WRITTEN TASK: Repeat each line exactly, leaving nothing out.

(Raw records)
++++++++++

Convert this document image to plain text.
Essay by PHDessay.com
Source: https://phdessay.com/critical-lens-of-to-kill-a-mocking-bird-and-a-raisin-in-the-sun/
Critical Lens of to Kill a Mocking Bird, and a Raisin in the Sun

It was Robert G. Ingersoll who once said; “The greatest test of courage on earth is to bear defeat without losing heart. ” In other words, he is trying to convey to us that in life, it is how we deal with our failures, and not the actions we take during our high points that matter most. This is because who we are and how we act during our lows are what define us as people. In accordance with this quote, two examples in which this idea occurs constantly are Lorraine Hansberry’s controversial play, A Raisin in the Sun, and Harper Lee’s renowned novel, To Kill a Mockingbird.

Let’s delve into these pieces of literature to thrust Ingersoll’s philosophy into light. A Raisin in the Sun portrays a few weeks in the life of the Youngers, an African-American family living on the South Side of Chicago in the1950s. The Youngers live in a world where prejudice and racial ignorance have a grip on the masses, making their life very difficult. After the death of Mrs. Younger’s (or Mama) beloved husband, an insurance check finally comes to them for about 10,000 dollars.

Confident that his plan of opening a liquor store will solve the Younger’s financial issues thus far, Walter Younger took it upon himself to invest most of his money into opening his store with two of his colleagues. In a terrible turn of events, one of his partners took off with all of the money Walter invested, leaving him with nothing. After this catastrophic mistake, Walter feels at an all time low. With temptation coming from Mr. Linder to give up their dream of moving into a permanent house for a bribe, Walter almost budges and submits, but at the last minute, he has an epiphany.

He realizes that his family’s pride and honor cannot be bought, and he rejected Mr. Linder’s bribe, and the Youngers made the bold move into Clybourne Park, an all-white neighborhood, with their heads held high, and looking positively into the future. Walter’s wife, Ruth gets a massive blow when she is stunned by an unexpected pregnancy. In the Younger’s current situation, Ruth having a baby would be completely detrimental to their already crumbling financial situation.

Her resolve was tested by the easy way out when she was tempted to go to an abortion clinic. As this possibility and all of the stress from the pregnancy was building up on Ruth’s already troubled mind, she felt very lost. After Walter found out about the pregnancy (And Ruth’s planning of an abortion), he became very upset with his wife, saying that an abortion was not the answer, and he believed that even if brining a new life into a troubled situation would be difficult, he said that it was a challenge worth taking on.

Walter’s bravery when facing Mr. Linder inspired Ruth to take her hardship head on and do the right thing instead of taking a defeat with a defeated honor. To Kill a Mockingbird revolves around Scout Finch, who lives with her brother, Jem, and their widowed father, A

++++++++++

WRITTEN SOLUTION:
Convert this document image to plain text.
Essay by PHDessay.com
Source: https://phdessay.com/critical-lens-of-to-kill-a-mocking-bird-and-a-raisin-in-the-sun/
Critical Lens of to Kill a Mocking Bird, and a Raisin in the Sun

It was Robert G. Ingersoll who once said; “The greatest test of courage on earth is to bear defeat without losing heart. ” In other words, he is trying to convey to us that in life, it is how we deal with our failures, and not the actions we take during our high points that matter most. This is because who we are and how we act during our lows are what define us as people. In accordance with this quote, two examples in which this idea occurs constantly are Lorraine Hansberry’s controversial play, A Raisin in the Sun, and Harper Lee’s renowned novel, To Kill a Mockingbird.

Let’s delve into these pieces of literature to thrust Ingersoll’s philosophy into light. A Raisin in the Sun portrays a few weeks in the life of the Youngers, an African-American family living on the South Side of Chicago in the1950s. The Youngers live in a world where prejudice and racial ignorance have a grip on the masses, making their life very difficult. After the death of Mrs. Younger’s (or Mama) beloved husband, an insurance check finally comes to them for about 10,000 dollars.

Confident that his plan of opening a liquor store will solve the Younger’s financial issues thus far, Walter Younger took it upon himself to invest most of his money into opening his store with two of his colleagues. In a terrible turn of events, one of his partners took off with all of the money Walter invested, leaving him with nothing. After this catastrophic mistake, Walter feels at an all time low. With temptation coming from Mr. Linder to give up their dream of moving into a permanent house for a bribe, Walter almost budges and submits, but at the last minute, he has an epiphany.

He realizes that his family’s pride and honor cannot be bought, and he rejected Mr. Linder’s bribe, and the Youngers made the bold move into Clybourne Park, an all-white neighborhood, with their heads held high, and looking positively into the future. Walter’s wife, Ruth gets a massive blow when she is stunned by an unexpected pregnancy. In the Younger’s current situation, Ruth having a baby would be completely detrimental to their already crumbling financial situation.

Her resolve was tested by the easy way out when she was tempted to go to an abortion clinic. As this possibility and all of the stress from the pregnancy was building up on Ruth’s already troubled mind, she felt very lost. After Walter found out about the pregnancy (And Ruth’s planning of an abortion), he became very upset with his wife, saying that an abortion was not the answer, and he believed that even if brining a new life into a troubled situation would be difficult, he said that it was a challenge worth taking on.

Walter’s bravery when facing Mr. Linder inspired Ruth to take her hardship head on and do the right thing instead of taking a defeat with a defeated honor. To Kill a Mockingbird revolves around Scout Finch, who lives with her brother, Jem, and their widowed father, A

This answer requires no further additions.